ENTRIES PROVIDED:

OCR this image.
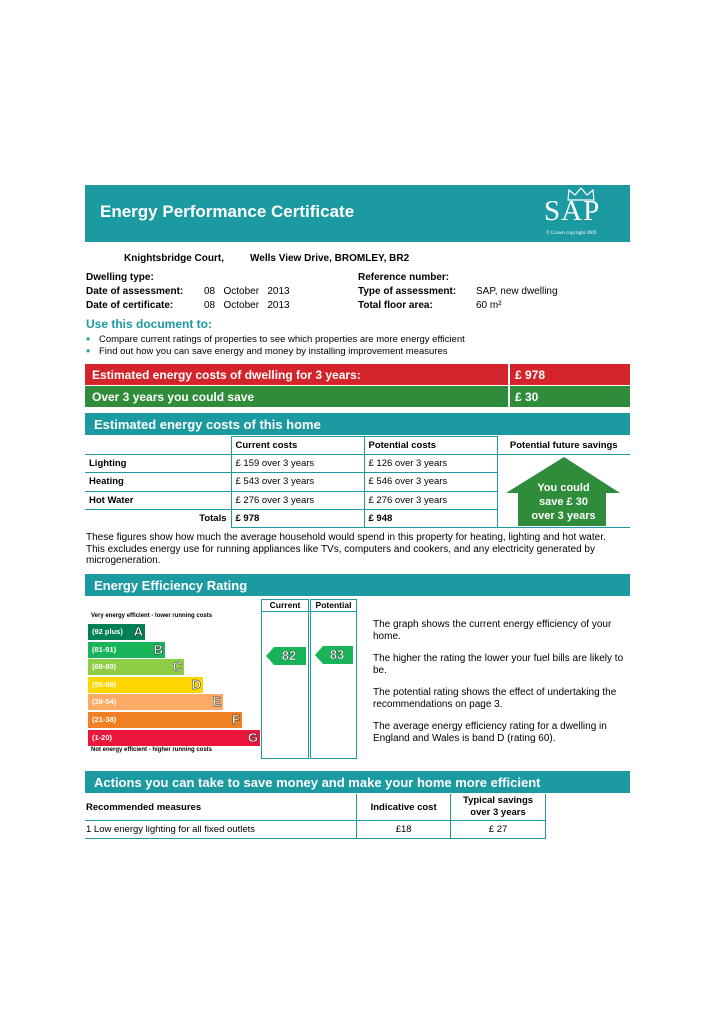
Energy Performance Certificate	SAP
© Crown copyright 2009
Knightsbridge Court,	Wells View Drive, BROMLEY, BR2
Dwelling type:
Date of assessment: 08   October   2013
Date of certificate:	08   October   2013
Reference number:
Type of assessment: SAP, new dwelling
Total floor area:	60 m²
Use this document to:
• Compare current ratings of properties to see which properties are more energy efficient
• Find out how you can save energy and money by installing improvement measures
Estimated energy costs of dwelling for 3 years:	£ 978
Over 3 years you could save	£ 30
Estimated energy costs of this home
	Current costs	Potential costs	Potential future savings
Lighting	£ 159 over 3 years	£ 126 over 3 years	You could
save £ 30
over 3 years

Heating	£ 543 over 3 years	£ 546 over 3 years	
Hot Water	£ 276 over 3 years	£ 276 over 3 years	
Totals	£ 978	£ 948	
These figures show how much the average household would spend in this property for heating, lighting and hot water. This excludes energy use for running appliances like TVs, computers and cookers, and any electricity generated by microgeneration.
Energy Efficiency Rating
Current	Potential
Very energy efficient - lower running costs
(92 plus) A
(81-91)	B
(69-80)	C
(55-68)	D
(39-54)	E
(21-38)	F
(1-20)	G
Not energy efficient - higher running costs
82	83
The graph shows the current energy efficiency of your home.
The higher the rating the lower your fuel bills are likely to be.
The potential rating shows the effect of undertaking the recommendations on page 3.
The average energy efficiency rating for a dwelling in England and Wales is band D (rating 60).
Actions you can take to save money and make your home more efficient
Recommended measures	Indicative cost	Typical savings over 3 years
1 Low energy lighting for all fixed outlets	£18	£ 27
---
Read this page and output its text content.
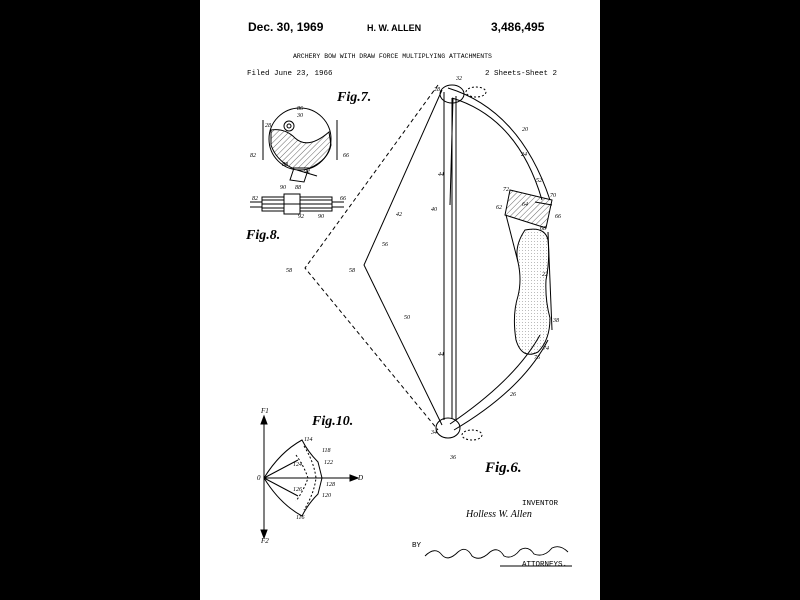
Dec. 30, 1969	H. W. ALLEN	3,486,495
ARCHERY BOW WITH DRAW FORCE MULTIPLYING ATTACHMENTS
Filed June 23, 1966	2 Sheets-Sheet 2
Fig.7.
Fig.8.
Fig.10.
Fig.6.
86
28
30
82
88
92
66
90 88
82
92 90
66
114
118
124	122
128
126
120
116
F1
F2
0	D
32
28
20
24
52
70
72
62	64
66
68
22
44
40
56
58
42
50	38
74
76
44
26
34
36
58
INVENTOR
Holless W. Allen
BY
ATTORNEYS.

WHAT THE TASK REQUIRES:
Isolate the lines that hold the word "average" and copy all of them.

TASK SOLUTION:
These figures show how much the average household would spend in this property for heating, lighting and hot water. This excludes energy use for running appliances like TVs, computers and cookers, and any electricity generated by microgeneration.
The average energy efficiency rating for a dwelling in England and Wales is band D (rating 60).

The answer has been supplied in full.